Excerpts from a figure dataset
▶
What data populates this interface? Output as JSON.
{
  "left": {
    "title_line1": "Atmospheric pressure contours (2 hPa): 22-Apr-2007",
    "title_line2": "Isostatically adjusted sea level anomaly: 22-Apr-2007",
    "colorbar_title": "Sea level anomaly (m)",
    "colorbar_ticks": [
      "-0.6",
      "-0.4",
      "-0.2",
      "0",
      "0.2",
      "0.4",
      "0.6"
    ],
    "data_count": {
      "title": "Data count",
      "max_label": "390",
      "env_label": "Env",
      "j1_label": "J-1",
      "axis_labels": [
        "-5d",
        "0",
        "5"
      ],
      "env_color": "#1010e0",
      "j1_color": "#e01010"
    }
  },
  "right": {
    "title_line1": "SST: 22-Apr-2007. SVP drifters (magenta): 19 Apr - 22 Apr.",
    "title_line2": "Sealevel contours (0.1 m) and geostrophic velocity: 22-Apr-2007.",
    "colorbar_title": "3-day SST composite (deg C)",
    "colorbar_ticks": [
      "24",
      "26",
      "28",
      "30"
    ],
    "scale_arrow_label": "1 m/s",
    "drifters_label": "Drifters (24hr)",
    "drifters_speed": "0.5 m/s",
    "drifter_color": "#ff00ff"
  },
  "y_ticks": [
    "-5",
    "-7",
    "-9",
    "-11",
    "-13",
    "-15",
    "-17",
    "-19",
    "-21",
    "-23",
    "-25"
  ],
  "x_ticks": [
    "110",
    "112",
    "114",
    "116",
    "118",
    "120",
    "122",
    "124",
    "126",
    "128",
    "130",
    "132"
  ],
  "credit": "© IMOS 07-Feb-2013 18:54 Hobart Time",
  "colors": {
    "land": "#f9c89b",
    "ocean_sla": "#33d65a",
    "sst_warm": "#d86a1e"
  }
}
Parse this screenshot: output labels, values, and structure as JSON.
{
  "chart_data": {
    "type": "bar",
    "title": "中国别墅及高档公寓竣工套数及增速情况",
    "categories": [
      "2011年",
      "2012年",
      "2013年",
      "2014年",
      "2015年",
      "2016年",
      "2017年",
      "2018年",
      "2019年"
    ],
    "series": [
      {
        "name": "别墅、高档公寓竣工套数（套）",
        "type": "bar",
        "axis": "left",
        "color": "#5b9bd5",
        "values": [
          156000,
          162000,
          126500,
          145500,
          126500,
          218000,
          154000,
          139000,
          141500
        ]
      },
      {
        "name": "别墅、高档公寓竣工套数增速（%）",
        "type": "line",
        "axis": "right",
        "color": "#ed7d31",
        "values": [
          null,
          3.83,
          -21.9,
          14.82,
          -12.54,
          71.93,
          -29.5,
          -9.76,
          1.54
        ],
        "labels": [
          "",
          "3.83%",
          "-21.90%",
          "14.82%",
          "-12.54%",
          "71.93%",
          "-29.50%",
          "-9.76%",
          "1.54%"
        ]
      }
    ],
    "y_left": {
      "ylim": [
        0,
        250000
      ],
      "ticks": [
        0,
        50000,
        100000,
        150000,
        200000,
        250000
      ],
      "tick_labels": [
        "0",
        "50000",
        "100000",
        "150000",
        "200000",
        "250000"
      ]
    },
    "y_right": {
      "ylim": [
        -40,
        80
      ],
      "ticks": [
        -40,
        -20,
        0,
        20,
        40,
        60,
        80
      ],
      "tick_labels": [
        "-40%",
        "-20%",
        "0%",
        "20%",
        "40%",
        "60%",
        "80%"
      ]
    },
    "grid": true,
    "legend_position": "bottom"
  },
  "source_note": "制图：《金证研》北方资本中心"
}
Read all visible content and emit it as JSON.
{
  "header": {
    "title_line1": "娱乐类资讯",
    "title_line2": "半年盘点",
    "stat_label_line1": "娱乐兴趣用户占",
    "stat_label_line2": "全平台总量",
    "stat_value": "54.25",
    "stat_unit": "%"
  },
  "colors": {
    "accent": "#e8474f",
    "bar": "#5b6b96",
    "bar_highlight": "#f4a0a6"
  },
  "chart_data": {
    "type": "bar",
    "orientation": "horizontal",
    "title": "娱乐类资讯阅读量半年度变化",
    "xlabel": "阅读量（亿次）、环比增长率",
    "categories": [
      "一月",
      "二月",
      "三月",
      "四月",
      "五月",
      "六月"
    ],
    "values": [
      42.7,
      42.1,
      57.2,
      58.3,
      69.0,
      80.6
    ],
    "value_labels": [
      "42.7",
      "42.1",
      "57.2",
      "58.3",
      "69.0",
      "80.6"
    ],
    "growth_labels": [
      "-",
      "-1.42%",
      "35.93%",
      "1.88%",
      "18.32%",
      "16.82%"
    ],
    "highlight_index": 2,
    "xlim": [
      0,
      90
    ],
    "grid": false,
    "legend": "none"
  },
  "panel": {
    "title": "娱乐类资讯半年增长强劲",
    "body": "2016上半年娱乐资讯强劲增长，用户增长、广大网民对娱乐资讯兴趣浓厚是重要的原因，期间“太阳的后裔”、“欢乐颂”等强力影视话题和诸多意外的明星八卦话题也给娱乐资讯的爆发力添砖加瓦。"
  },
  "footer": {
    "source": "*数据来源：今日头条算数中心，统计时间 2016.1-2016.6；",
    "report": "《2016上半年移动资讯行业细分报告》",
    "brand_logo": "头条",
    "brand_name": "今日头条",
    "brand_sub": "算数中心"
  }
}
◀
Faithfully transcribe the whole of the data.

Written response:
What data populates this interface? Output as JSON.
{
  "left": {
    "title_line1": "Atmospheric pressure contours (2 hPa): 22-Apr-2007",
    "title_line2": "Isostatically adjusted sea level anomaly: 22-Apr-2007",
    "colorbar_title": "Sea level anomaly (m)",
    "colorbar_ticks": [
      "-0.6",
      "-0.4",
      "-0.2",
      "0",
      "0.2",
      "0.4",
      "0.6"
    ],
    "data_count": {
      "title": "Data count",
      "max_label": "390",
      "env_label": "Env",
      "j1_label": "J-1",
      "axis_labels": [
        "-5d",
        "0",
        "5"
      ],
      "env_color": "#1010e0",
      "j1_color": "#e01010"
    }
  },
  "right": {
    "title_line1": "SST: 22-Apr-2007. SVP drifters (magenta): 19 Apr - 22 Apr.",
    "title_line2": "Sealevel contours (0.1 m) and geostrophic velocity: 22-Apr-2007.",
    "colorbar_title": "3-day SST composite (deg C)",
    "colorbar_ticks": [
      "24",
      "26",
      "28",
      "30"
    ],
    "scale_arrow_label": "1 m/s",
    "drifters_label": "Drifters (24hr)",
    "drifters_speed": "0.5 m/s",
    "drifter_color": "#ff00ff"
  },
  "y_ticks": [
    "-5",
    "-7",
    "-9",
    "-11",
    "-13",
    "-15",
    "-17",
    "-19",
    "-21",
    "-23",
    "-25"
  ],
  "x_ticks": [
    "110",
    "112",
    "114",
    "116",
    "118",
    "120",
    "122",
    "124",
    "126",
    "128",
    "130",
    "132"
  ],
  "credit": "© IMOS 07-Feb-2013 18:54 Hobart Time",
  "colors": {
    "land": "#f9c89b",
    "ocean_sla": "#33d65a",
    "sst_warm": "#d86a1e"
  }
}
Parse this screenshot: output labels, values, and structure as JSON.
{
  "chart_data": {
    "type": "bar",
    "title": "中国别墅及高档公寓竣工套数及增速情况",
    "categories": [
      "2011年",
      "2012年",
      "2013年",
      "2014年",
      "2015年",
      "2016年",
      "2017年",
      "2018年",
      "2019年"
    ],
    "series": [
      {
        "name": "别墅、高档公寓竣工套数（套）",
        "type": "bar",
        "axis": "left",
        "color": "#5b9bd5",
        "values": [
          156000,
          162000,
          126500,
          145500,
          126500,
          218000,
          154000,
          139000,
          141500
        ]
      },
      {
        "name": "别墅、高档公寓竣工套数增速（%）",
        "type": "line",
        "axis": "right",
        "color": "#ed7d31",
        "values": [
          null,
          3.83,
          -21.9,
          14.82,
          -12.54,
          71.93,
          -29.5,
          -9.76,
          1.54
        ],
        "labels": [
          "",
          "3.83%",
          "-21.90%",
          "14.82%",
          "-12.54%",
          "71.93%",
          "-29.50%",
          "-9.76%",
          "1.54%"
        ]
      }
    ],
    "y_left": {
      "ylim": [
        0,
        250000
      ],
      "ticks": [
        0,
        50000,
        100000,
        150000,
        200000,
        250000
      ],
      "tick_labels": [
        "0",
        "50000",
        "100000",
        "150000",
        "200000",
        "250000"
      ]
    },
    "y_right": {
      "ylim": [
        -40,
        80
      ],
      "ticks": [
        -40,
        -20,
        0,
        20,
        40,
        60,
        80
      ],
      "tick_labels": [
        "-40%",
        "-20%",
        "0%",
        "20%",
        "40%",
        "60%",
        "80%"
      ]
    },
    "grid": true,
    "legend_position": "bottom"
  },
  "source_note": "制图：《金证研》北方资本中心"
}
Read all visible content and emit it as JSON.
{
  "header": {
    "title_line1": "娱乐类资讯",
    "title_line2": "半年盘点",
    "stat_label_line1": "娱乐兴趣用户占",
    "stat_label_line2": "全平台总量",
    "stat_value": "54.25",
    "stat_unit": "%"
  },
  "colors": {
    "accent": "#e8474f",
    "bar": "#5b6b96",
    "bar_highlight": "#f4a0a6"
  },
  "chart_data": {
    "type": "bar",
    "orientation": "horizontal",
    "title": "娱乐类资讯阅读量半年度变化",
    "xlabel": "阅读量（亿次）、环比增长率",
    "categories": [
      "一月",
      "二月",
      "三月",
      "四月",
      "五月",
      "六月"
    ],
    "values": [
      42.7,
      42.1,
      57.2,
      58.3,
      69.0,
      80.6
    ],
    "value_labels": [
      "42.7",
      "42.1",
      "57.2",
      "58.3",
      "69.0",
      "80.6"
    ],
    "growth_labels": [
      "-",
      "-1.42%",
      "35.93%",
      "1.88%",
      "18.32%",
      "16.82%"
    ],
    "highlight_index": 2,
    "xlim": [
      0,
      90
    ],
    "grid": false,
    "legend": "none"
  },
  "panel": {
    "title": "娱乐类资讯半年增长强劲",
    "body": "2016上半年娱乐资讯强劲增长，用户增长、广大网民对娱乐资讯兴趣浓厚是重要的原因，期间“太阳的后裔”、“欢乐颂”等强力影视话题和诸多意外的明星八卦话题也给娱乐资讯的爆发力添砖加瓦。"
  },
  "footer": {
    "source": "*数据来源：今日头条算数中心，统计时间 2016.1-2016.6；",
    "report": "《2016上半年移动资讯行业细分报告》",
    "brand_logo": "头条",
    "brand_name": "今日头条",
    "brand_sub": "算数中心"
  }
}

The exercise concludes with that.